— BEGIN EXTRACTED MATERIAL —

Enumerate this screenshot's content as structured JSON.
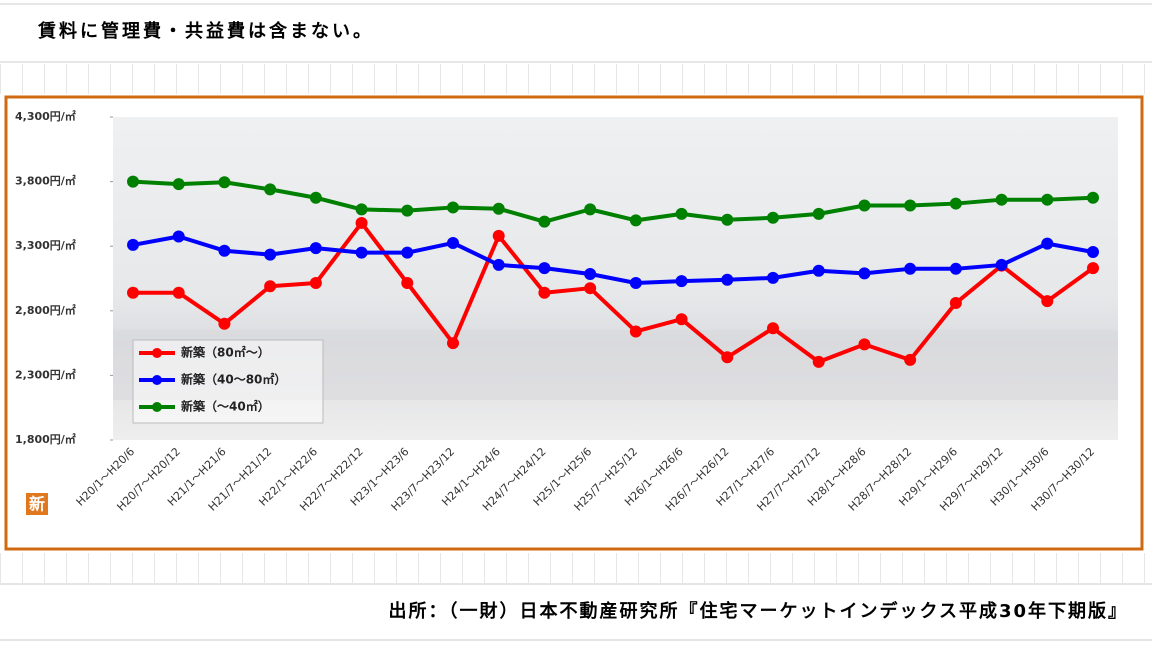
{
  "header": {
    "note": "賃料に管理費・共益費は含まない。"
  },
  "chart_data": {
    "type": "line",
    "categories": [
      "H20/1～H20/6",
      "H20/7～H20/12",
      "H21/1～H21/6",
      "H21/7～H21/12",
      "H22/1～H22/6",
      "H22/7～H22/12",
      "H23/1～H23/6",
      "H23/7～H23/12",
      "H24/1～H24/6",
      "H24/7～H24/12",
      "H25/1～H25/6",
      "H25/7～H25/12",
      "H26/1～H26/6",
      "H26/7～H26/12",
      "H27/1～H27/6",
      "H27/7～H27/12",
      "H28/1～H28/6",
      "H28/7～H28/12",
      "H29/1～H29/6",
      "H29/7～H29/12",
      "H30/1～H30/6",
      "H30/7～H30/12"
    ],
    "series": [
      {
        "name": "新築（80㎡～）",
        "color": "#ff0000",
        "values": [
          2940,
          2940,
          2700,
          2990,
          3015,
          3480,
          3015,
          2550,
          3380,
          2940,
          2975,
          2640,
          2735,
          2440,
          2665,
          2405,
          2540,
          2420,
          2860,
          3150,
          2875,
          3130
        ]
      },
      {
        "name": "新築（40～80㎡）",
        "color": "#0000ff",
        "values": [
          3310,
          3375,
          3265,
          3235,
          3285,
          3250,
          3250,
          3325,
          3155,
          3130,
          3085,
          3015,
          3030,
          3040,
          3055,
          3110,
          3090,
          3125,
          3125,
          3155,
          3320,
          3255
        ]
      },
      {
        "name": "新築（～40㎡）",
        "color": "#008000",
        "values": [
          3800,
          3780,
          3795,
          3740,
          3675,
          3585,
          3575,
          3600,
          3590,
          3490,
          3585,
          3500,
          3550,
          3505,
          3520,
          3550,
          3615,
          3615,
          3630,
          3660,
          3660,
          3675
        ]
      }
    ],
    "ylim": [
      1800,
      4300
    ],
    "yticks": [
      {
        "value": 1800,
        "label": "1,800円/㎡"
      },
      {
        "value": 2300,
        "label": "2,300円/㎡"
      },
      {
        "value": 2800,
        "label": "2,800円/㎡"
      },
      {
        "value": 3300,
        "label": "3,300円/㎡"
      },
      {
        "value": 3800,
        "label": "3,800円/㎡"
      },
      {
        "value": 4300,
        "label": "4,300円/㎡"
      }
    ],
    "legend": "lower left",
    "icon_text": "新"
  },
  "footer": {
    "source": "出所：（一財）日本不動産研究所『住宅マーケットインデックス平成30年下期版』"
  }
}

— END EXTRACTED MATERIAL —

YOUR TASK:
Without the pictures, retype the whole of the material above exactly.

EXERCISE RESULT:
Enumerate this screenshot's content as structured JSON.
{
  "header": {
    "note": "賃料に管理費・共益費は含まない。"
  },
  "chart_data": {
    "type": "line",
    "categories": [
      "H20/1～H20/6",
      "H20/7～H20/12",
      "H21/1～H21/6",
      "H21/7～H21/12",
      "H22/1～H22/6",
      "H22/7～H22/12",
      "H23/1～H23/6",
      "H23/7～H23/12",
      "H24/1～H24/6",
      "H24/7～H24/12",
      "H25/1～H25/6",
      "H25/7～H25/12",
      "H26/1～H26/6",
      "H26/7～H26/12",
      "H27/1～H27/6",
      "H27/7～H27/12",
      "H28/1～H28/6",
      "H28/7～H28/12",
      "H29/1～H29/6",
      "H29/7～H29/12",
      "H30/1～H30/6",
      "H30/7～H30/12"
    ],
    "series": [
      {
        "name": "新築（80㎡～）",
        "color": "#ff0000",
        "values": [
          2940,
          2940,
          2700,
          2990,
          3015,
          3480,
          3015,
          2550,
          3380,
          2940,
          2975,
          2640,
          2735,
          2440,
          2665,
          2405,
          2540,
          2420,
          2860,
          3150,
          2875,
          3130
        ]
      },
      {
        "name": "新築（40～80㎡）",
        "color": "#0000ff",
        "values": [
          3310,
          3375,
          3265,
          3235,
          3285,
          3250,
          3250,
          3325,
          3155,
          3130,
          3085,
          3015,
          3030,
          3040,
          3055,
          3110,
          3090,
          3125,
          3125,
          3155,
          3320,
          3255
        ]
      },
      {
        "name": "新築（～40㎡）",
        "color": "#008000",
        "values": [
          3800,
          3780,
          3795,
          3740,
          3675,
          3585,
          3575,
          3600,
          3590,
          3490,
          3585,
          3500,
          3550,
          3505,
          3520,
          3550,
          3615,
          3615,
          3630,
          3660,
          3660,
          3675
        ]
      }
    ],
    "ylim": [
      1800,
      4300
    ],
    "yticks": [
      {
        "value": 1800,
        "label": "1,800円/㎡"
      },
      {
        "value": 2300,
        "label": "2,300円/㎡"
      },
      {
        "value": 2800,
        "label": "2,800円/㎡"
      },
      {
        "value": 3300,
        "label": "3,300円/㎡"
      },
      {
        "value": 3800,
        "label": "3,800円/㎡"
      },
      {
        "value": 4300,
        "label": "4,300円/㎡"
      }
    ],
    "legend": "lower left",
    "icon_text": "新"
  },
  "footer": {
    "source": "出所：（一財）日本不動産研究所『住宅マーケットインデックス平成30年下期版』"
  }
}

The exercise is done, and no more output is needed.